INPUT:
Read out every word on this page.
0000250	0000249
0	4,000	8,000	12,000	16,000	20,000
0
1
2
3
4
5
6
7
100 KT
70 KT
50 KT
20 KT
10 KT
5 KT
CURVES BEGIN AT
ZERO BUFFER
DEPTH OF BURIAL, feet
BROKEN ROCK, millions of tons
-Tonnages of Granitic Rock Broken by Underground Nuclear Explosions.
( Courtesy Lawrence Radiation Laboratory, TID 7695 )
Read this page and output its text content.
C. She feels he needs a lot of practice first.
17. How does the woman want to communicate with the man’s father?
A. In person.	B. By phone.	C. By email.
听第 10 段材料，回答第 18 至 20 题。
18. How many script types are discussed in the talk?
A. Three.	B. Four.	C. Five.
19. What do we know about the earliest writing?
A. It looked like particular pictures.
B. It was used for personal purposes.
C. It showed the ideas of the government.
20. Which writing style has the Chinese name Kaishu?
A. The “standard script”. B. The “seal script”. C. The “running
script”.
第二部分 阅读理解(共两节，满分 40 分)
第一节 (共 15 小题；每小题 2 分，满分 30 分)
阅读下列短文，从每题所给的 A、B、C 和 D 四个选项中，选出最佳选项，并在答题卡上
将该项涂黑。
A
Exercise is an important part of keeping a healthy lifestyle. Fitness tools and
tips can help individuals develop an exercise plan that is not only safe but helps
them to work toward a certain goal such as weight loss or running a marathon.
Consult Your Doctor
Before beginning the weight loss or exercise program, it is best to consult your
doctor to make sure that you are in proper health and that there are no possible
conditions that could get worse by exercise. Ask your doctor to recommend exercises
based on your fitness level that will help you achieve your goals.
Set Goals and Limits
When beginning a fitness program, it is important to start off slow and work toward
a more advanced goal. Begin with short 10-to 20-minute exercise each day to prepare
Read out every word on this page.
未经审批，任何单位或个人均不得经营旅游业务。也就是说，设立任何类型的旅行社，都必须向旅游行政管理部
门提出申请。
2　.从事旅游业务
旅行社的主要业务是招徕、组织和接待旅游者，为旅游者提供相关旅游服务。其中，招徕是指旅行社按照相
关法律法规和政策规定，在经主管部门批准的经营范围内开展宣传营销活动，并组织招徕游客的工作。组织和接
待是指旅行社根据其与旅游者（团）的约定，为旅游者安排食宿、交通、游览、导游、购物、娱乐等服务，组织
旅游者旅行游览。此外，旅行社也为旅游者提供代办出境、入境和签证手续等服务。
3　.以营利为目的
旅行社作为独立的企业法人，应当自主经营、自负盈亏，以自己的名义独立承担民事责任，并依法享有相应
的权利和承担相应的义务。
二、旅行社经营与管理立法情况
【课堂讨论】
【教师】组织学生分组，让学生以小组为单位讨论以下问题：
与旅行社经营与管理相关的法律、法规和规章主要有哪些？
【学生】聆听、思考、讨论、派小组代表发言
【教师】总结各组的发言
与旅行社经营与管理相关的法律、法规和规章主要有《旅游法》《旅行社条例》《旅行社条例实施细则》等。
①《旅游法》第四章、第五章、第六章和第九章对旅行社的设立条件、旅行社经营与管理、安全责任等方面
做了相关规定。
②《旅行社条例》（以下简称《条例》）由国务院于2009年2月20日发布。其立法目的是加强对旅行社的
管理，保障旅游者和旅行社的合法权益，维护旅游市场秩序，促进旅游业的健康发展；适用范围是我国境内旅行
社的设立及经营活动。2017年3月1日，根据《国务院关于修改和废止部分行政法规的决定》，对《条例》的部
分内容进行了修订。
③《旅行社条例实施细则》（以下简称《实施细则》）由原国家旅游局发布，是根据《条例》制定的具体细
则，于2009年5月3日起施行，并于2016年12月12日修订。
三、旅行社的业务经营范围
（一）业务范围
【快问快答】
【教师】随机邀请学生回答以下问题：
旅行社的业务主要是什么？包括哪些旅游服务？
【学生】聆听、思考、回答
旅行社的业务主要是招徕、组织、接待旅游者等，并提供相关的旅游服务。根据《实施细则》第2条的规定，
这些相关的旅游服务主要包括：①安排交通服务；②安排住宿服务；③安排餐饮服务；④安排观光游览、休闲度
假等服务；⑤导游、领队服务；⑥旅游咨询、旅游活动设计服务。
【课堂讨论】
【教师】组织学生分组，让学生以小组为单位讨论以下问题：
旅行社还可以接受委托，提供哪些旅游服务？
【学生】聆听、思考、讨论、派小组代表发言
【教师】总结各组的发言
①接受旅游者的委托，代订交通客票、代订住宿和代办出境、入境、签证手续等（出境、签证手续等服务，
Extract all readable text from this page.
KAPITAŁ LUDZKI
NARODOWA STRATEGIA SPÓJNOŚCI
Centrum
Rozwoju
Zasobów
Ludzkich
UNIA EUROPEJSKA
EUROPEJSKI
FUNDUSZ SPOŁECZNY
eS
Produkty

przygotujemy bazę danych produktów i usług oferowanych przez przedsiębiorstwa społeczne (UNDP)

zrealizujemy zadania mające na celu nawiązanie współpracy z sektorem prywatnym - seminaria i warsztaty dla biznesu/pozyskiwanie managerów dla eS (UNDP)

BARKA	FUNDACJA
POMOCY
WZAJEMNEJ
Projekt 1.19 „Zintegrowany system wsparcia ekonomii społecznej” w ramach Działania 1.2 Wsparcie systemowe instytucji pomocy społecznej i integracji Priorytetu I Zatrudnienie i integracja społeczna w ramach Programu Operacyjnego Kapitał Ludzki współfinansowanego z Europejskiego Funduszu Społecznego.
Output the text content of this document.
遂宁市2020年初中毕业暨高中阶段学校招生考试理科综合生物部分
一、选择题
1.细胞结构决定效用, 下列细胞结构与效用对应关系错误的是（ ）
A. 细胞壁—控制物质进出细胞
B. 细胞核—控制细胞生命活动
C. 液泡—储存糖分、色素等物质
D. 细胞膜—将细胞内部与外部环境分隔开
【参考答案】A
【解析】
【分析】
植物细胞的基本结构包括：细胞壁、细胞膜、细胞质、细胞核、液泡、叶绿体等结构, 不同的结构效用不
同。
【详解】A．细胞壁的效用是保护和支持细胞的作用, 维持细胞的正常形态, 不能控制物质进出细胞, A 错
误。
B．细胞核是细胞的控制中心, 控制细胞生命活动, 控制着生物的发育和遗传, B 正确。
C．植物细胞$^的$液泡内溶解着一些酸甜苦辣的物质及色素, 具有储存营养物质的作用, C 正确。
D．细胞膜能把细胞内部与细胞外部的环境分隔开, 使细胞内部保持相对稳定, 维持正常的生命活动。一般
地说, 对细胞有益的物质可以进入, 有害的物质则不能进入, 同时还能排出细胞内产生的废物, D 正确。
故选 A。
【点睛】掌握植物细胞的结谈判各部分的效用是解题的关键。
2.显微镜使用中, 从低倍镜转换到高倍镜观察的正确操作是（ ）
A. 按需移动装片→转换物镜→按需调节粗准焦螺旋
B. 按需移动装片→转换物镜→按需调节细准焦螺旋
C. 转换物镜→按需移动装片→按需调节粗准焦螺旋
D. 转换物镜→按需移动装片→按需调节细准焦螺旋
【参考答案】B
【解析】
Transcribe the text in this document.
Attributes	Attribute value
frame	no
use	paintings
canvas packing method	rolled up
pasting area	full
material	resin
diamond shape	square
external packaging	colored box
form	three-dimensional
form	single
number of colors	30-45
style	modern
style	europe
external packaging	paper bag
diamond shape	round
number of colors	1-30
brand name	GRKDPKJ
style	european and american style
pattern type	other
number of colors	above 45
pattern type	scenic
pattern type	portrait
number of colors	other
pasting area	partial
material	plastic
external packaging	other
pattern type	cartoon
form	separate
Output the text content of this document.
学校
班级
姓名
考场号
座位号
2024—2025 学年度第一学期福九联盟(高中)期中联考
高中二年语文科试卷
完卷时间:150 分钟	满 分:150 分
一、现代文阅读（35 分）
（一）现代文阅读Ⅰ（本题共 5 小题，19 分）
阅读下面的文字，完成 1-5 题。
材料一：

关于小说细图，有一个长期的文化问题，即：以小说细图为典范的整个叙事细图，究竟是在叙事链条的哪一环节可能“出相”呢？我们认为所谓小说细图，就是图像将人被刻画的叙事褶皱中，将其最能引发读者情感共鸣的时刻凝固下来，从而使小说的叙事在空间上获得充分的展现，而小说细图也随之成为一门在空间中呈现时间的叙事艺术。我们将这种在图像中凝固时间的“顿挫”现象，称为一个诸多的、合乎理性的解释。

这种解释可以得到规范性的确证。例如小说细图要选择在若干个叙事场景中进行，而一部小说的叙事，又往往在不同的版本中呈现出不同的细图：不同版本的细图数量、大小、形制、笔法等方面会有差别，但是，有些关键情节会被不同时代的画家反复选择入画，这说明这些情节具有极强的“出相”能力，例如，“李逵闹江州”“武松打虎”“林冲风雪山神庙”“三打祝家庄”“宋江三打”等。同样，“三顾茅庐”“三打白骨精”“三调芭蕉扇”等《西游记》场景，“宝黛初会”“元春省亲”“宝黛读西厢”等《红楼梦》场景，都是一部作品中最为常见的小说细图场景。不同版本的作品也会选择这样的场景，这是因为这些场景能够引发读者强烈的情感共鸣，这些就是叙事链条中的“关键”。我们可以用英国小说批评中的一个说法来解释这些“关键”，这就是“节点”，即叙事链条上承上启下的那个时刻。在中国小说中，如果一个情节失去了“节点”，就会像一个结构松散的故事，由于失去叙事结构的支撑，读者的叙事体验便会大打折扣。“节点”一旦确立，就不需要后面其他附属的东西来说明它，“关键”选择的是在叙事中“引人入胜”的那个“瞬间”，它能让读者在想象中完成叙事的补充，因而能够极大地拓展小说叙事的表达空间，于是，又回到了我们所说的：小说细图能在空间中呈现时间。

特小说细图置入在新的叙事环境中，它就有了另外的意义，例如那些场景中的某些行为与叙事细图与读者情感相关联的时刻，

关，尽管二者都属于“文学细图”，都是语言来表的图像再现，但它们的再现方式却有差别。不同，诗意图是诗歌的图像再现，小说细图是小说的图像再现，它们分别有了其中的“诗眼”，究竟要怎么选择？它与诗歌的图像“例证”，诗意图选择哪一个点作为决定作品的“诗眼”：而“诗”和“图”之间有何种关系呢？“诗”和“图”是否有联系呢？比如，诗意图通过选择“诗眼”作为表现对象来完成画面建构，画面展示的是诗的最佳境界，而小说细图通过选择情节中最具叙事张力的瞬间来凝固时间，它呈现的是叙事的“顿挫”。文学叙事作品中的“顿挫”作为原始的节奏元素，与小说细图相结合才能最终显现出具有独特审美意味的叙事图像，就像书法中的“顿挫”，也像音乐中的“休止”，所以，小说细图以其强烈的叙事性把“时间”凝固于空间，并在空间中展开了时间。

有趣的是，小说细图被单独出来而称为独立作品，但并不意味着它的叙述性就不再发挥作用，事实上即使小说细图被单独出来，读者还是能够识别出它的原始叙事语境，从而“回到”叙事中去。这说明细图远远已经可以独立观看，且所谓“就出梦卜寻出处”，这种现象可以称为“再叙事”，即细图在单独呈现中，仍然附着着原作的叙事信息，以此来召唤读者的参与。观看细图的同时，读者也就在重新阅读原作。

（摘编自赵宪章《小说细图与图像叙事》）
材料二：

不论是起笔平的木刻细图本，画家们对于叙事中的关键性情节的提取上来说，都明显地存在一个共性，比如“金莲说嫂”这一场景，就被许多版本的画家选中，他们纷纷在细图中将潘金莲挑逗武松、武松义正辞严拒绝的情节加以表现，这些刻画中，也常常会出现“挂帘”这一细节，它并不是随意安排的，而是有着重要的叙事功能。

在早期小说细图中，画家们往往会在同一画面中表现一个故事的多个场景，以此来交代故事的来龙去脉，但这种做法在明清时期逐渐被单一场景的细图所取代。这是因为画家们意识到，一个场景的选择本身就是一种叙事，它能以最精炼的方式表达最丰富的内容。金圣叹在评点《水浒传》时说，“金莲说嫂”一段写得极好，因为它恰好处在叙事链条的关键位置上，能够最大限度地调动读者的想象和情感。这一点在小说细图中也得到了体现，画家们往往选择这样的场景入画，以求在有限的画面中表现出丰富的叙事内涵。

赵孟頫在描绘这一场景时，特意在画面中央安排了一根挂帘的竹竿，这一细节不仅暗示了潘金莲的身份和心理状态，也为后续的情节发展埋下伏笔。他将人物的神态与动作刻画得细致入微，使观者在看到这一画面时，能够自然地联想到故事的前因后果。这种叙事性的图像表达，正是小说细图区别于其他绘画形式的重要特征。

DIRECTIVE: Only lines with the word "page" are wanted, so copy each one from the records.

ANSWER TO THE EXERCISE:
Read out every word on this page.
Read this page and output its text content.
Read out every word on this page.
Extract all readable text from this page.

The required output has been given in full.